Items listed in a dataset

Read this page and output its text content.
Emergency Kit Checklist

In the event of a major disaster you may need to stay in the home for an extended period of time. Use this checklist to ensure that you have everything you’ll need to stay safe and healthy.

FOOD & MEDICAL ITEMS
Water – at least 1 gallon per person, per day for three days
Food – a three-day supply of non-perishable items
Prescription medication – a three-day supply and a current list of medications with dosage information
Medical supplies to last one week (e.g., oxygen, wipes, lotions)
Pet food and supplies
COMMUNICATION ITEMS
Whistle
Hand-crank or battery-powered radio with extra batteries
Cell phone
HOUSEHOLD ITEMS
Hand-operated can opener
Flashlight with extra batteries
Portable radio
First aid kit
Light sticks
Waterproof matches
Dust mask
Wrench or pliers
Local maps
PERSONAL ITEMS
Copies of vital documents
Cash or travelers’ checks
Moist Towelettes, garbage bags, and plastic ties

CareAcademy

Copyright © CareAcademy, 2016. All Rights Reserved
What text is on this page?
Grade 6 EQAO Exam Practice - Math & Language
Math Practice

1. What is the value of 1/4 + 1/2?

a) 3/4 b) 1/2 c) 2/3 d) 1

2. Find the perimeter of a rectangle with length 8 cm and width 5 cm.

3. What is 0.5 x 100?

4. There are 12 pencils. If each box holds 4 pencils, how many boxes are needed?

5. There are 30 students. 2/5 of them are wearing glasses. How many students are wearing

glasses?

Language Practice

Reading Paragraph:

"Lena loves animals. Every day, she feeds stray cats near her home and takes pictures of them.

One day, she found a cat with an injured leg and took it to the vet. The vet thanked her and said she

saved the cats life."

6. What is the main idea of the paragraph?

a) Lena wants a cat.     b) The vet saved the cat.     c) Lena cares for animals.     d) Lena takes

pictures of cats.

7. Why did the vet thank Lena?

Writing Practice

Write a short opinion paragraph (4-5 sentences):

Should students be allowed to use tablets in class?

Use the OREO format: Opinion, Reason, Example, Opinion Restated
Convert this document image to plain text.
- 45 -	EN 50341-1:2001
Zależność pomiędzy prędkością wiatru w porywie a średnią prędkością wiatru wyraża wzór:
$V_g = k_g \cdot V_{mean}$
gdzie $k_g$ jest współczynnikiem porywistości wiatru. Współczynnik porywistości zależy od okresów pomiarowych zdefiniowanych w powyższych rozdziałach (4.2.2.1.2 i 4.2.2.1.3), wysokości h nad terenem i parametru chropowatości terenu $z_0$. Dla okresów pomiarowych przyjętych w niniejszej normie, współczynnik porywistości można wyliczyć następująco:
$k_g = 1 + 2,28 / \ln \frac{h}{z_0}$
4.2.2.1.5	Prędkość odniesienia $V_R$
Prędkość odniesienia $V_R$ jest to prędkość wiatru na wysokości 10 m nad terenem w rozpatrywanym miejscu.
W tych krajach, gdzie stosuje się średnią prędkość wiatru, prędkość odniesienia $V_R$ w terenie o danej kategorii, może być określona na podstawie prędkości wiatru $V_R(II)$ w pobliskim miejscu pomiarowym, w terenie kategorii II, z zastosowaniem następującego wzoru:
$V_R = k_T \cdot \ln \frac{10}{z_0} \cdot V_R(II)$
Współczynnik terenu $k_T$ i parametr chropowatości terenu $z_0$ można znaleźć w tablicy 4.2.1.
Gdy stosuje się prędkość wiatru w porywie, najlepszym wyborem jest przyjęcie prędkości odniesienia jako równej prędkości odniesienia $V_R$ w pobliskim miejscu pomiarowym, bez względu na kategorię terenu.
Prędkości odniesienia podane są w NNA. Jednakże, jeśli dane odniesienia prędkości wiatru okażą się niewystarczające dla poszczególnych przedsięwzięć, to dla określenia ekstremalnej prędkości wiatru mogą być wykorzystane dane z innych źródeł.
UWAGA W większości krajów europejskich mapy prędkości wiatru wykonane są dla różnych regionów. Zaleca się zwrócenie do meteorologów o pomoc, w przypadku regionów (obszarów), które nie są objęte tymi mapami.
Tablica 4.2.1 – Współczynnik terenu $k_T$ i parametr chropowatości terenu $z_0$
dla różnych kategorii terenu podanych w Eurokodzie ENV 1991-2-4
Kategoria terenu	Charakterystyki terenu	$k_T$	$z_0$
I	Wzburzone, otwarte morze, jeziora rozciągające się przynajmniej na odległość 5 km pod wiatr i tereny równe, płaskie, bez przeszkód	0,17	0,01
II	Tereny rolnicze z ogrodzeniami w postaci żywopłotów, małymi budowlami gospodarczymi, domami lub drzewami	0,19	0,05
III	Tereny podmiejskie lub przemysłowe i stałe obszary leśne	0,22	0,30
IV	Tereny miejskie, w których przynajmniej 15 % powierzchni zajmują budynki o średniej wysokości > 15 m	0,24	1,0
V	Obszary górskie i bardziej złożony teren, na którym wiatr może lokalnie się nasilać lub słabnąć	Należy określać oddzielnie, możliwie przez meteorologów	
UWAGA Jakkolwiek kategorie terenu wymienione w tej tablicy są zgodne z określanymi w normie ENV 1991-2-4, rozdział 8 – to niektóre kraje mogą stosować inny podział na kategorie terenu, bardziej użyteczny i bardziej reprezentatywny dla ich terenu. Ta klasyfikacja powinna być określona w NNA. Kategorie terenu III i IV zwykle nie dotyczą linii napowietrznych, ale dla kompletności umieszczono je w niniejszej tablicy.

Task details
The records above should be returned exactly.

Solution
Read this page and output its text content.
Emergency Kit Checklist

In the event of a major disaster you may need to stay in the home for an extended period of time. Use this checklist to ensure that you have everything you’ll need to stay safe and healthy.

FOOD & MEDICAL ITEMS
Water – at least 1 gallon per person, per day for three days
Food – a three-day supply of non-perishable items
Prescription medication – a three-day supply and a current list of medications with dosage information
Medical supplies to last one week (e.g., oxygen, wipes, lotions)
Pet food and supplies
COMMUNICATION ITEMS
Whistle
Hand-crank or battery-powered radio with extra batteries
Cell phone
HOUSEHOLD ITEMS
Hand-operated can opener
Flashlight with extra batteries
Portable radio
First aid kit
Light sticks
Waterproof matches
Dust mask
Wrench or pliers
Local maps
PERSONAL ITEMS
Copies of vital documents
Cash or travelers’ checks
Moist Towelettes, garbage bags, and plastic ties

CareAcademy

Copyright © CareAcademy, 2016. All Rights Reserved
What text is on this page?
Grade 6 EQAO Exam Practice - Math & Language
Math Practice

1. What is the value of 1/4 + 1/2?

a) 3/4 b) 1/2 c) 2/3 d) 1

2. Find the perimeter of a rectangle with length 8 cm and width 5 cm.

3. What is 0.5 x 100?

4. There are 12 pencils. If each box holds 4 pencils, how many boxes are needed?

5. There are 30 students. 2/5 of them are wearing glasses. How many students are wearing

glasses?

Language Practice

Reading Paragraph:

"Lena loves animals. Every day, she feeds stray cats near her home and takes pictures of them.

One day, she found a cat with an injured leg and took it to the vet. The vet thanked her and said she

saved the cats life."

6. What is the main idea of the paragraph?

a) Lena wants a cat.     b) The vet saved the cat.     c) Lena cares for animals.     d) Lena takes

pictures of cats.

7. Why did the vet thank Lena?

Writing Practice

Write a short opinion paragraph (4-5 sentences):

Should students be allowed to use tablets in class?

Use the OREO format: Opinion, Reason, Example, Opinion Restated
Convert this document image to plain text.
- 45 -	EN 50341-1:2001
Zależność pomiędzy prędkością wiatru w porywie a średnią prędkością wiatru wyraża wzór:
$V_g = k_g \cdot V_{mean}$
gdzie $k_g$ jest współczynnikiem porywistości wiatru. Współczynnik porywistości zależy od okresów pomiarowych zdefiniowanych w powyższych rozdziałach (4.2.2.1.2 i 4.2.2.1.3), wysokości h nad terenem i parametru chropowatości terenu $z_0$. Dla okresów pomiarowych przyjętych w niniejszej normie, współczynnik porywistości można wyliczyć następująco:
$k_g = 1 + 2,28 / \ln \frac{h}{z_0}$
4.2.2.1.5	Prędkość odniesienia $V_R$
Prędkość odniesienia $V_R$ jest to prędkość wiatru na wysokości 10 m nad terenem w rozpatrywanym miejscu.
W tych krajach, gdzie stosuje się średnią prędkość wiatru, prędkość odniesienia $V_R$ w terenie o danej kategorii, może być określona na podstawie prędkości wiatru $V_R(II)$ w pobliskim miejscu pomiarowym, w terenie kategorii II, z zastosowaniem następującego wzoru:
$V_R = k_T \cdot \ln \frac{10}{z_0} \cdot V_R(II)$
Współczynnik terenu $k_T$ i parametr chropowatości terenu $z_0$ można znaleźć w tablicy 4.2.1.
Gdy stosuje się prędkość wiatru w porywie, najlepszym wyborem jest przyjęcie prędkości odniesienia jako równej prędkości odniesienia $V_R$ w pobliskim miejscu pomiarowym, bez względu na kategorię terenu.
Prędkości odniesienia podane są w NNA. Jednakże, jeśli dane odniesienia prędkości wiatru okażą się niewystarczające dla poszczególnych przedsięwzięć, to dla określenia ekstremalnej prędkości wiatru mogą być wykorzystane dane z innych źródeł.
UWAGA W większości krajów europejskich mapy prędkości wiatru wykonane są dla różnych regionów. Zaleca się zwrócenie do meteorologów o pomoc, w przypadku regionów (obszarów), które nie są objęte tymi mapami.
Tablica 4.2.1 – Współczynnik terenu $k_T$ i parametr chropowatości terenu $z_0$
dla różnych kategorii terenu podanych w Eurokodzie ENV 1991-2-4
Kategoria terenu	Charakterystyki terenu	$k_T$	$z_0$
I	Wzburzone, otwarte morze, jeziora rozciągające się przynajmniej na odległość 5 km pod wiatr i tereny równe, płaskie, bez przeszkód	0,17	0,01
II	Tereny rolnicze z ogrodzeniami w postaci żywopłotów, małymi budowlami gospodarczymi, domami lub drzewami	0,19	0,05
III	Tereny podmiejskie lub przemysłowe i stałe obszary leśne	0,22	0,30
IV	Tereny miejskie, w których przynajmniej 15 % powierzchni zajmują budynki o średniej wysokości > 15 m	0,24	1,0
V	Obszary górskie i bardziej złożony teren, na którym wiatr może lokalnie się nasilać lub słabnąć	Należy określać oddzielnie, możliwie przez meteorologów	
UWAGA Jakkolwiek kategorie terenu wymienione w tej tablicy są zgodne z określanymi w normie ENV 1991-2-4, rozdział 8 – to niektóre kraje mogą stosować inny podział na kategorie terenu, bardziej użyteczny i bardziej reprezentatywny dla ich terenu. Ta klasyfikacja powinna być określona w NNA. Kategorie terenu III i IV zwykle nie dotyczą linii napowietrznych, ale dla kompletności umieszczono je w niniejszej tablicy.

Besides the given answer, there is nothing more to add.